What you will do » Can you write out all the lines word for word, with no pictures?

Stored records:
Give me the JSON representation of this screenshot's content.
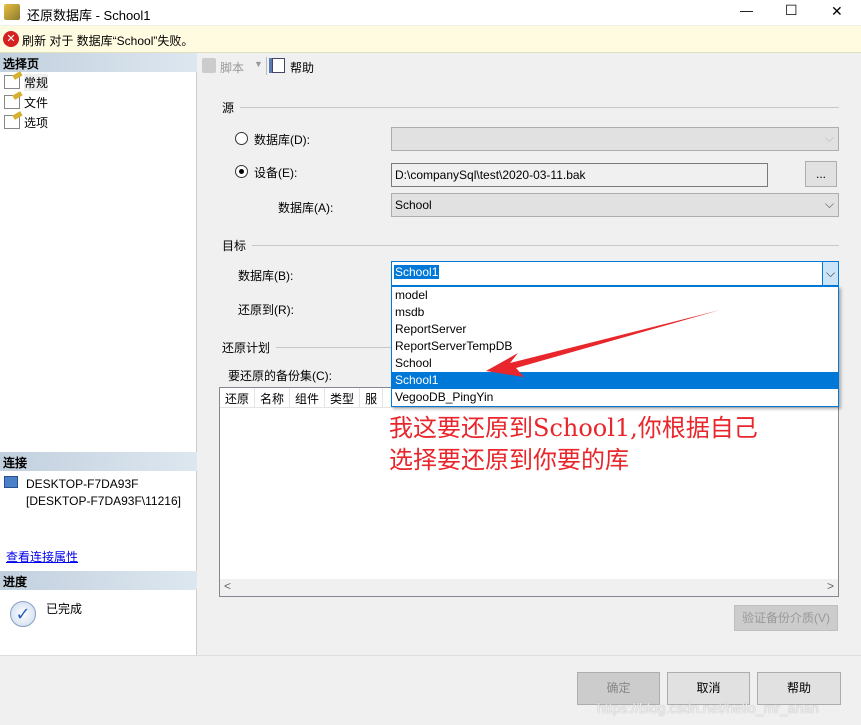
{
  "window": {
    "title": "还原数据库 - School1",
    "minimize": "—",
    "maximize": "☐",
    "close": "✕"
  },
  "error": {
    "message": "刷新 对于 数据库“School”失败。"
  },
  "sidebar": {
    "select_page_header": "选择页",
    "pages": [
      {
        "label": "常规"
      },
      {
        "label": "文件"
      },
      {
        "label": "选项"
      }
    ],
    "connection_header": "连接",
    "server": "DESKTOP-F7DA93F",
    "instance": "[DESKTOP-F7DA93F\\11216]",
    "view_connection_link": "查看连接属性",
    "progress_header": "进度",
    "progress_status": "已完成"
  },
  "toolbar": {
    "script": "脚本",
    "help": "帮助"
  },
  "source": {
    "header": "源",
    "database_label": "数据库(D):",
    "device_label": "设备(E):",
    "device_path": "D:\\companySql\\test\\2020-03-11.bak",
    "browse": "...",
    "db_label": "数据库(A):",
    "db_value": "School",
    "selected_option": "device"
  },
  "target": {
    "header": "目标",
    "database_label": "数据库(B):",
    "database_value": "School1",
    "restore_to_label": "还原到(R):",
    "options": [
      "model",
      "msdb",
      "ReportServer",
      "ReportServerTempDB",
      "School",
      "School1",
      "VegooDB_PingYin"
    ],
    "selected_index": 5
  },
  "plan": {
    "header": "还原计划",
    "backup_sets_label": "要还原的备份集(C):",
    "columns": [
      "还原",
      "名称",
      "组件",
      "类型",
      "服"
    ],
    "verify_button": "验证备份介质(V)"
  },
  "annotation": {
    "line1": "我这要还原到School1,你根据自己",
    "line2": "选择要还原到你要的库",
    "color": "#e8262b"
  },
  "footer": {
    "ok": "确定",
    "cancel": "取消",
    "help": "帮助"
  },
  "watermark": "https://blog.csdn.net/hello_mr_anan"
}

Expected output »
Give me the JSON representation of this screenshot's content.
{
  "window": {
    "title": "还原数据库 - School1",
    "minimize": "—",
    "maximize": "☐",
    "close": "✕"
  },
  "error": {
    "message": "刷新 对于 数据库“School”失败。"
  },
  "sidebar": {
    "select_page_header": "选择页",
    "pages": [
      {
        "label": "常规"
      },
      {
        "label": "文件"
      },
      {
        "label": "选项"
      }
    ],
    "connection_header": "连接",
    "server": "DESKTOP-F7DA93F",
    "instance": "[DESKTOP-F7DA93F\\11216]",
    "view_connection_link": "查看连接属性",
    "progress_header": "进度",
    "progress_status": "已完成"
  },
  "toolbar": {
    "script": "脚本",
    "help": "帮助"
  },
  "source": {
    "header": "源",
    "database_label": "数据库(D):",
    "device_label": "设备(E):",
    "device_path": "D:\\companySql\\test\\2020-03-11.bak",
    "browse": "...",
    "db_label": "数据库(A):",
    "db_value": "School",
    "selected_option": "device"
  },
  "target": {
    "header": "目标",
    "database_label": "数据库(B):",
    "database_value": "School1",
    "restore_to_label": "还原到(R):",
    "options": [
      "model",
      "msdb",
      "ReportServer",
      "ReportServerTempDB",
      "School",
      "School1",
      "VegooDB_PingYin"
    ],
    "selected_index": 5
  },
  "plan": {
    "header": "还原计划",
    "backup_sets_label": "要还原的备份集(C):",
    "columns": [
      "还原",
      "名称",
      "组件",
      "类型",
      "服"
    ],
    "verify_button": "验证备份介质(V)"
  },
  "annotation": {
    "line1": "我这要还原到School1,你根据自己",
    "line2": "选择要还原到你要的库",
    "color": "#e8262b"
  },
  "footer": {
    "ok": "确定",
    "cancel": "取消",
    "help": "帮助"
  },
  "watermark": "https://blog.csdn.net/hello_mr_anan"
}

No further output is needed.